**The task:** Output all records precisely as written.

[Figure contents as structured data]
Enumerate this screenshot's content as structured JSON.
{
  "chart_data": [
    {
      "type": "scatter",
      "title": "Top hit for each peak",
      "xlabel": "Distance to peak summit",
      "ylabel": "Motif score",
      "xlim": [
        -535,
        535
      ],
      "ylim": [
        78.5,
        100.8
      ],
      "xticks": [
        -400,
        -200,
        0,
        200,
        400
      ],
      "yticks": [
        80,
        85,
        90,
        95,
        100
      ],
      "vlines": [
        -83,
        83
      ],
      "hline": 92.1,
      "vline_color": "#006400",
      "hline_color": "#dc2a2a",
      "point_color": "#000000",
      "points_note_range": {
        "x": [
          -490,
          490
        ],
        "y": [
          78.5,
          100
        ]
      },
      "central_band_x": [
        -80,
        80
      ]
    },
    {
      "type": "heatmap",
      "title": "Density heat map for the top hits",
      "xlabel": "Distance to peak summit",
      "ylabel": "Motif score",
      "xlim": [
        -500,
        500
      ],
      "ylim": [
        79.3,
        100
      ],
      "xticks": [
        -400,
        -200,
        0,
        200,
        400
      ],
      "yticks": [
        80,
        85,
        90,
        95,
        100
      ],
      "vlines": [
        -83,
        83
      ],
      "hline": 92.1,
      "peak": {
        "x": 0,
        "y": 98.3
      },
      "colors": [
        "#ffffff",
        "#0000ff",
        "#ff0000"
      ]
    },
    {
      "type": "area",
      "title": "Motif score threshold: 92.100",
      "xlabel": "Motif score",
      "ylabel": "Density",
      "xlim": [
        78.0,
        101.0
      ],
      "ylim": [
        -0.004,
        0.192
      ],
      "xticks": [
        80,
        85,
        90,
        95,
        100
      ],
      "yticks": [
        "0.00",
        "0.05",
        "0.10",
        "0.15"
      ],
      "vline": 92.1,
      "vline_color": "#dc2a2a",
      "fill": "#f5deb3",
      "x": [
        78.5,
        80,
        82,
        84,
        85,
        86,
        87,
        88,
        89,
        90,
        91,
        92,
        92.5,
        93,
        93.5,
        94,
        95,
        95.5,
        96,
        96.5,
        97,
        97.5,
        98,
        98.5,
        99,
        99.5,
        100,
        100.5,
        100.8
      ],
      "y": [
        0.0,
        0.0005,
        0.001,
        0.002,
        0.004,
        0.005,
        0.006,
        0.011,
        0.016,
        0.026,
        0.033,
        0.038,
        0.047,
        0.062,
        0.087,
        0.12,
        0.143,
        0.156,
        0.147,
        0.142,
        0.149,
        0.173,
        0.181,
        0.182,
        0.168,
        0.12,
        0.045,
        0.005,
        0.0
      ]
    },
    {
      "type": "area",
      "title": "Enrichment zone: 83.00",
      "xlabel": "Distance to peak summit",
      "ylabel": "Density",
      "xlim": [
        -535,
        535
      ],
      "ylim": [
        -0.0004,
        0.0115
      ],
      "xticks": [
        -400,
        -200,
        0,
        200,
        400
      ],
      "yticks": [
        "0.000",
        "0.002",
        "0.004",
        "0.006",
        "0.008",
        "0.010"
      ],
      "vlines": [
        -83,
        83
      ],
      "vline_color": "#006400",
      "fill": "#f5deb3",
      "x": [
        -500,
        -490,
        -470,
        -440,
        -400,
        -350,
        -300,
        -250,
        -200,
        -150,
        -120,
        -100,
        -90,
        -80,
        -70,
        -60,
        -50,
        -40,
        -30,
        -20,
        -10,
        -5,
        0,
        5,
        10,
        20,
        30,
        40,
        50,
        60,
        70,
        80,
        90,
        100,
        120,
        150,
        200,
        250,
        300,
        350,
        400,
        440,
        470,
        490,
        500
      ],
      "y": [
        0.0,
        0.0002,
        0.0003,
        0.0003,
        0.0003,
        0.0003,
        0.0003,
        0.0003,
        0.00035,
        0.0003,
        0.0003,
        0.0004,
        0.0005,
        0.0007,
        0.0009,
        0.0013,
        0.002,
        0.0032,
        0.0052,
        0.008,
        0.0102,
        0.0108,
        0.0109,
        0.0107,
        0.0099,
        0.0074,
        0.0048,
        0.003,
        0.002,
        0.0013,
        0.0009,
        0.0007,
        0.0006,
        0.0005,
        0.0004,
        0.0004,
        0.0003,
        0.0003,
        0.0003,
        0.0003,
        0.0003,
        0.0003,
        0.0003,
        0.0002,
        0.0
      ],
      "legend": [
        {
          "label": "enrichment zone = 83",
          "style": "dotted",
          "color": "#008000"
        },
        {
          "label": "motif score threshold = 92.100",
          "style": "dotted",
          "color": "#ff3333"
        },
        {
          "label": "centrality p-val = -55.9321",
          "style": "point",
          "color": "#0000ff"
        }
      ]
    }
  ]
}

**Correct output:**
Enumerate this screenshot's content as structured JSON.
{
  "chart_data": [
    {
      "type": "scatter",
      "title": "Top hit for each peak",
      "xlabel": "Distance to peak summit",
      "ylabel": "Motif score",
      "xlim": [
        -535,
        535
      ],
      "ylim": [
        78.5,
        100.8
      ],
      "xticks": [
        -400,
        -200,
        0,
        200,
        400
      ],
      "yticks": [
        80,
        85,
        90,
        95,
        100
      ],
      "vlines": [
        -83,
        83
      ],
      "hline": 92.1,
      "vline_color": "#006400",
      "hline_color": "#dc2a2a",
      "point_color": "#000000",
      "points_note_range": {
        "x": [
          -490,
          490
        ],
        "y": [
          78.5,
          100
        ]
      },
      "central_band_x": [
        -80,
        80
      ]
    },
    {
      "type": "heatmap",
      "title": "Density heat map for the top hits",
      "xlabel": "Distance to peak summit",
      "ylabel": "Motif score",
      "xlim": [
        -500,
        500
      ],
      "ylim": [
        79.3,
        100
      ],
      "xticks": [
        -400,
        -200,
        0,
        200,
        400
      ],
      "yticks": [
        80,
        85,
        90,
        95,
        100
      ],
      "vlines": [
        -83,
        83
      ],
      "hline": 92.1,
      "peak": {
        "x": 0,
        "y": 98.3
      },
      "colors": [
        "#ffffff",
        "#0000ff",
        "#ff0000"
      ]
    },
    {
      "type": "area",
      "title": "Motif score threshold: 92.100",
      "xlabel": "Motif score",
      "ylabel": "Density",
      "xlim": [
        78.0,
        101.0
      ],
      "ylim": [
        -0.004,
        0.192
      ],
      "xticks": [
        80,
        85,
        90,
        95,
        100
      ],
      "yticks": [
        "0.00",
        "0.05",
        "0.10",
        "0.15"
      ],
      "vline": 92.1,
      "vline_color": "#dc2a2a",
      "fill": "#f5deb3",
      "x": [
        78.5,
        80,
        82,
        84,
        85,
        86,
        87,
        88,
        89,
        90,
        91,
        92,
        92.5,
        93,
        93.5,
        94,
        95,
        95.5,
        96,
        96.5,
        97,
        97.5,
        98,
        98.5,
        99,
        99.5,
        100,
        100.5,
        100.8
      ],
      "y": [
        0.0,
        0.0005,
        0.001,
        0.002,
        0.004,
        0.005,
        0.006,
        0.011,
        0.016,
        0.026,
        0.033,
        0.038,
        0.047,
        0.062,
        0.087,
        0.12,
        0.143,
        0.156,
        0.147,
        0.142,
        0.149,
        0.173,
        0.181,
        0.182,
        0.168,
        0.12,
        0.045,
        0.005,
        0.0
      ]
    },
    {
      "type": "area",
      "title": "Enrichment zone: 83.00",
      "xlabel": "Distance to peak summit",
      "ylabel": "Density",
      "xlim": [
        -535,
        535
      ],
      "ylim": [
        -0.0004,
        0.0115
      ],
      "xticks": [
        -400,
        -200,
        0,
        200,
        400
      ],
      "yticks": [
        "0.000",
        "0.002",
        "0.004",
        "0.006",
        "0.008",
        "0.010"
      ],
      "vlines": [
        -83,
        83
      ],
      "vline_color": "#006400",
      "fill": "#f5deb3",
      "x": [
        -500,
        -490,
        -470,
        -440,
        -400,
        -350,
        -300,
        -250,
        -200,
        -150,
        -120,
        -100,
        -90,
        -80,
        -70,
        -60,
        -50,
        -40,
        -30,
        -20,
        -10,
        -5,
        0,
        5,
        10,
        20,
        30,
        40,
        50,
        60,
        70,
        80,
        90,
        100,
        120,
        150,
        200,
        250,
        300,
        350,
        400,
        440,
        470,
        490,
        500
      ],
      "y": [
        0.0,
        0.0002,
        0.0003,
        0.0003,
        0.0003,
        0.0003,
        0.0003,
        0.0003,
        0.00035,
        0.0003,
        0.0003,
        0.0004,
        0.0005,
        0.0007,
        0.0009,
        0.0013,
        0.002,
        0.0032,
        0.0052,
        0.008,
        0.0102,
        0.0108,
        0.0109,
        0.0107,
        0.0099,
        0.0074,
        0.0048,
        0.003,
        0.002,
        0.0013,
        0.0009,
        0.0007,
        0.0006,
        0.0005,
        0.0004,
        0.0004,
        0.0003,
        0.0003,
        0.0003,
        0.0003,
        0.0003,
        0.0003,
        0.0003,
        0.0002,
        0.0
      ],
      "legend": [
        {
          "label": "enrichment zone = 83",
          "style": "dotted",
          "color": "#008000"
        },
        {
          "label": "motif score threshold = 92.100",
          "style": "dotted",
          "color": "#ff3333"
        },
        {
          "label": "centrality p-val = -55.9321",
          "style": "point",
          "color": "#0000ff"
        }
      ]
    }
  ]
}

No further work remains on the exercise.